-- Start of Supplied data --

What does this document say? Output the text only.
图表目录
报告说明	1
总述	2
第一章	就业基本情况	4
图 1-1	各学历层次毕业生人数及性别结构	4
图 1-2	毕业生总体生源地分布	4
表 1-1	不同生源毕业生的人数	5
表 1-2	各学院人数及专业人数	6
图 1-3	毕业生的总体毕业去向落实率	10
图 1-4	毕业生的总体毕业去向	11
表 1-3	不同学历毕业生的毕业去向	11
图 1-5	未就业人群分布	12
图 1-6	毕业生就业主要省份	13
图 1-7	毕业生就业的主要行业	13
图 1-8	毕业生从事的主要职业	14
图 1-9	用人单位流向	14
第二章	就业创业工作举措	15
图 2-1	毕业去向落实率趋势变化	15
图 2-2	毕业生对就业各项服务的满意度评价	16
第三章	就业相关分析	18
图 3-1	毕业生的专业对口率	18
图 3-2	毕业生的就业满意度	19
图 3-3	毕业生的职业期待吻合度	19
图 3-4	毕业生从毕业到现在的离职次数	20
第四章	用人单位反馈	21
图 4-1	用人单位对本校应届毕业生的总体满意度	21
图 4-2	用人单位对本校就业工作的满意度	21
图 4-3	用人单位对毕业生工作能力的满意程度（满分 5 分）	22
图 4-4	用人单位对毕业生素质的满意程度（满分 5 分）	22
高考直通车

-- End of Supplied data --

### What is being asked
Reproduce each entry exactly, leaving out nothing.

### Solution
What does this document say? Output the text only.
图表目录
报告说明	1
总述	2
第一章	就业基本情况	4
图 1-1	各学历层次毕业生人数及性别结构	4
图 1-2	毕业生总体生源地分布	4
表 1-1	不同生源毕业生的人数	5
表 1-2	各学院人数及专业人数	6
图 1-3	毕业生的总体毕业去向落实率	10
图 1-4	毕业生的总体毕业去向	11
表 1-3	不同学历毕业生的毕业去向	11
图 1-5	未就业人群分布	12
图 1-6	毕业生就业主要省份	13
图 1-7	毕业生就业的主要行业	13
图 1-8	毕业生从事的主要职业	14
图 1-9	用人单位流向	14
第二章	就业创业工作举措	15
图 2-1	毕业去向落实率趋势变化	15
图 2-2	毕业生对就业各项服务的满意度评价	16
第三章	就业相关分析	18
图 3-1	毕业生的专业对口率	18
图 3-2	毕业生的就业满意度	19
图 3-3	毕业生的职业期待吻合度	19
图 3-4	毕业生从毕业到现在的离职次数	20
第四章	用人单位反馈	21
图 4-1	用人单位对本校应届毕业生的总体满意度	21
图 4-2	用人单位对本校就业工作的满意度	21
图 4-3	用人单位对毕业生工作能力的满意程度（满分 5 分）	22
图 4-4	用人单位对毕业生素质的满意程度（满分 5 分）	22
高考直通车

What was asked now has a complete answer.